What is required: Leave the pictures out. Return all other data exactly.

[Stored data]
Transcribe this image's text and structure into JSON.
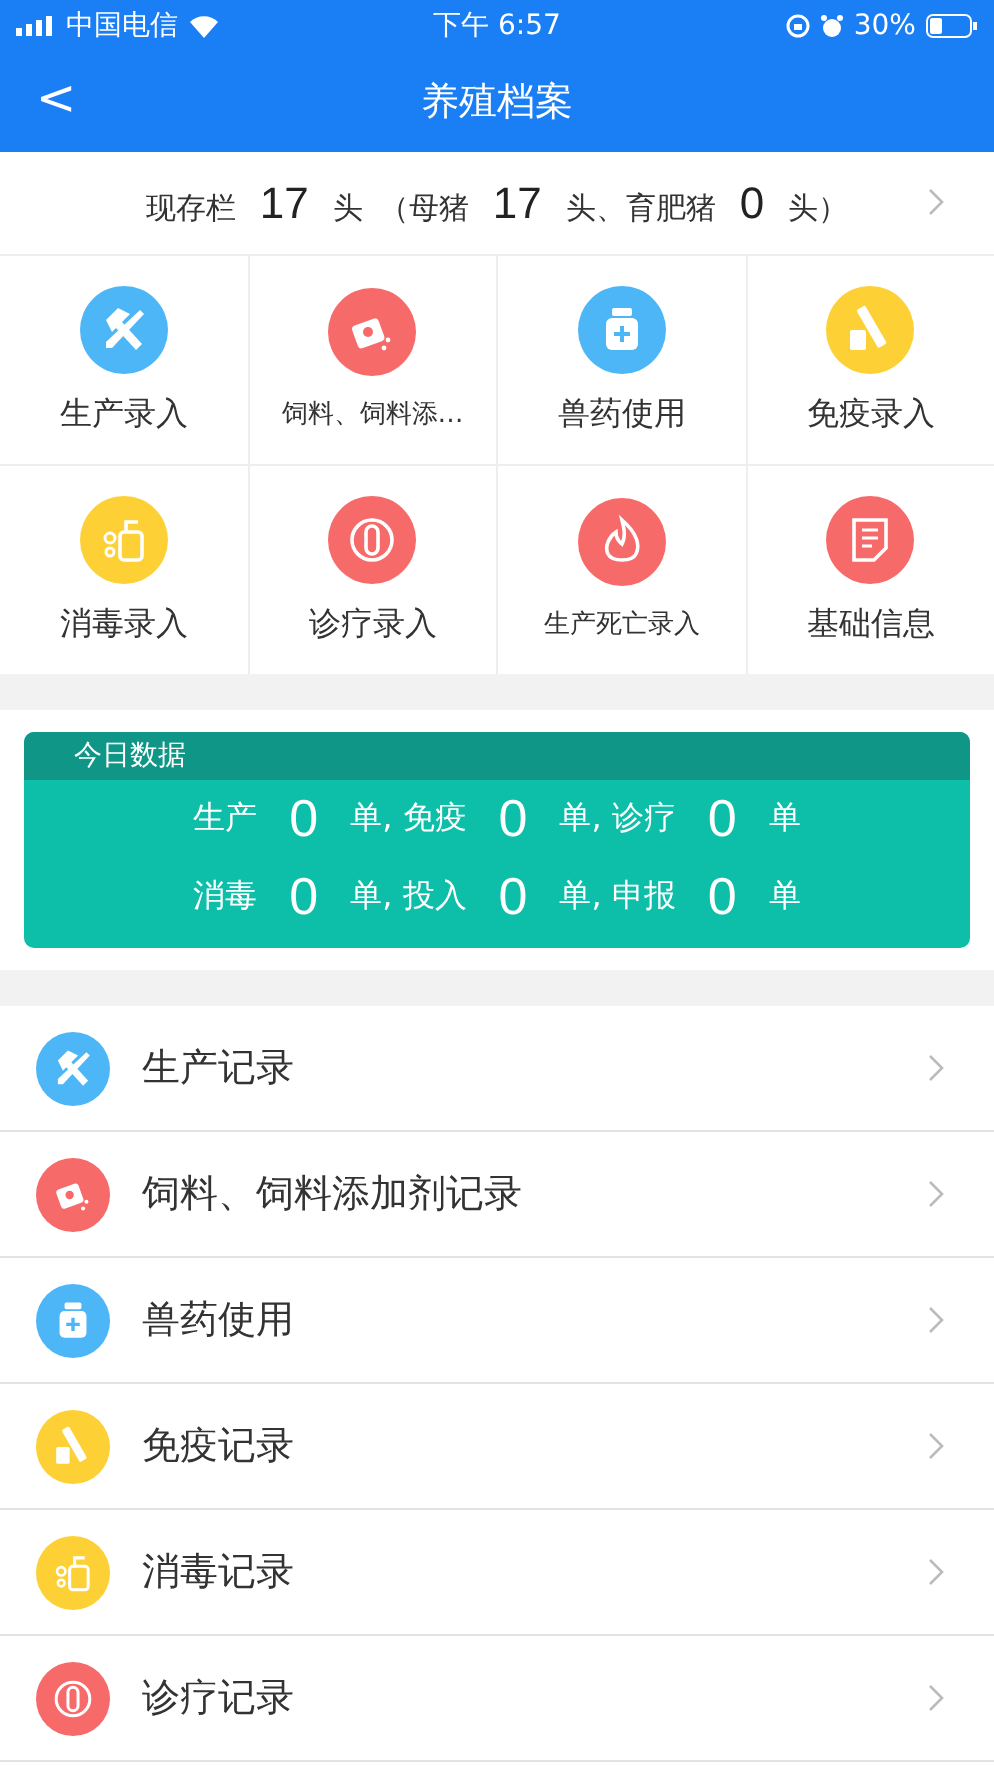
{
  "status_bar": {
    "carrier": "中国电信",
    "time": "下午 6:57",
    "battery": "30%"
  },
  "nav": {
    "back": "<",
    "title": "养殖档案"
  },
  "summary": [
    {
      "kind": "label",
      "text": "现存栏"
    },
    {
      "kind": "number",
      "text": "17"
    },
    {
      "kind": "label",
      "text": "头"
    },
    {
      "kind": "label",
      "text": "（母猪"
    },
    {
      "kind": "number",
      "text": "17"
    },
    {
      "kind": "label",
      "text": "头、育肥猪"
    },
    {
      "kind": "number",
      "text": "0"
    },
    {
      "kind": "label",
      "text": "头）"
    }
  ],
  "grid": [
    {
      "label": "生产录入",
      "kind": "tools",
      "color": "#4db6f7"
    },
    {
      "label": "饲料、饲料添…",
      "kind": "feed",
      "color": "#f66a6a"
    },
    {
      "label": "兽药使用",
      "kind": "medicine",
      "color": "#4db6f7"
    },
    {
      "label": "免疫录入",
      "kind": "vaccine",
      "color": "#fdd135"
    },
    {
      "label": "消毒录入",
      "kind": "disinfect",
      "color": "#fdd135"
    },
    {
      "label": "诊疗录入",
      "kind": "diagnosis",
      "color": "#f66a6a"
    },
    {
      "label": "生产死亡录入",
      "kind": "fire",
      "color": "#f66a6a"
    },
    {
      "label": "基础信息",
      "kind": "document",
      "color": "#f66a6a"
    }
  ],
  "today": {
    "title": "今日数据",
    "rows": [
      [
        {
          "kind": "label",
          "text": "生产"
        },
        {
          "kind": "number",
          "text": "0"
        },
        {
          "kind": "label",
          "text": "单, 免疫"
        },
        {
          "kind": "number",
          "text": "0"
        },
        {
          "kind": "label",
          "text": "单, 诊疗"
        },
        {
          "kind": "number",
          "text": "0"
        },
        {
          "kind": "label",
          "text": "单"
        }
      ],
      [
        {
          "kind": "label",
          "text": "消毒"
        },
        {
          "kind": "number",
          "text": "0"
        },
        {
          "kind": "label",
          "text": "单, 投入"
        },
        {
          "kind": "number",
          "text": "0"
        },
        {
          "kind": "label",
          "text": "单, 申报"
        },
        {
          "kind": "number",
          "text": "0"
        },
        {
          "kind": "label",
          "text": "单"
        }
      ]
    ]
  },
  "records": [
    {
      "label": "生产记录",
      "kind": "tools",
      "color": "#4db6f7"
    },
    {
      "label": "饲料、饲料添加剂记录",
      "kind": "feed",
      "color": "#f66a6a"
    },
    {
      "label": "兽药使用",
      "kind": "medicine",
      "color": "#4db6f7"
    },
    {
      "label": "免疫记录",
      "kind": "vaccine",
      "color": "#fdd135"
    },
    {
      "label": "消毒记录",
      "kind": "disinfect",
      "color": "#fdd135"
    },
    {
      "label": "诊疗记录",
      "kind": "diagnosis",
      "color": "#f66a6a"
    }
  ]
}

Answer:
Transcribe this image's text and structure into JSON.
{
  "status_bar": {
    "carrier": "中国电信",
    "time": "下午 6:57",
    "battery": "30%"
  },
  "nav": {
    "back": "<",
    "title": "养殖档案"
  },
  "summary": [
    {
      "kind": "label",
      "text": "现存栏"
    },
    {
      "kind": "number",
      "text": "17"
    },
    {
      "kind": "label",
      "text": "头"
    },
    {
      "kind": "label",
      "text": "（母猪"
    },
    {
      "kind": "number",
      "text": "17"
    },
    {
      "kind": "label",
      "text": "头、育肥猪"
    },
    {
      "kind": "number",
      "text": "0"
    },
    {
      "kind": "label",
      "text": "头）"
    }
  ],
  "grid": [
    {
      "label": "生产录入",
      "kind": "tools",
      "color": "#4db6f7"
    },
    {
      "label": "饲料、饲料添…",
      "kind": "feed",
      "color": "#f66a6a"
    },
    {
      "label": "兽药使用",
      "kind": "medicine",
      "color": "#4db6f7"
    },
    {
      "label": "免疫录入",
      "kind": "vaccine",
      "color": "#fdd135"
    },
    {
      "label": "消毒录入",
      "kind": "disinfect",
      "color": "#fdd135"
    },
    {
      "label": "诊疗录入",
      "kind": "diagnosis",
      "color": "#f66a6a"
    },
    {
      "label": "生产死亡录入",
      "kind": "fire",
      "color": "#f66a6a"
    },
    {
      "label": "基础信息",
      "kind": "document",
      "color": "#f66a6a"
    }
  ],
  "today": {
    "title": "今日数据",
    "rows": [
      [
        {
          "kind": "label",
          "text": "生产"
        },
        {
          "kind": "number",
          "text": "0"
        },
        {
          "kind": "label",
          "text": "单, 免疫"
        },
        {
          "kind": "number",
          "text": "0"
        },
        {
          "kind": "label",
          "text": "单, 诊疗"
        },
        {
          "kind": "number",
          "text": "0"
        },
        {
          "kind": "label",
          "text": "单"
        }
      ],
      [
        {
          "kind": "label",
          "text": "消毒"
        },
        {
          "kind": "number",
          "text": "0"
        },
        {
          "kind": "label",
          "text": "单, 投入"
        },
        {
          "kind": "number",
          "text": "0"
        },
        {
          "kind": "label",
          "text": "单, 申报"
        },
        {
          "kind": "number",
          "text": "0"
        },
        {
          "kind": "label",
          "text": "单"
        }
      ]
    ]
  },
  "records": [
    {
      "label": "生产记录",
      "kind": "tools",
      "color": "#4db6f7"
    },
    {
      "label": "饲料、饲料添加剂记录",
      "kind": "feed",
      "color": "#f66a6a"
    },
    {
      "label": "兽药使用",
      "kind": "medicine",
      "color": "#4db6f7"
    },
    {
      "label": "免疫记录",
      "kind": "vaccine",
      "color": "#fdd135"
    },
    {
      "label": "消毒记录",
      "kind": "disinfect",
      "color": "#fdd135"
    },
    {
      "label": "诊疗记录",
      "kind": "diagnosis",
      "color": "#f66a6a"
    }
  ]
}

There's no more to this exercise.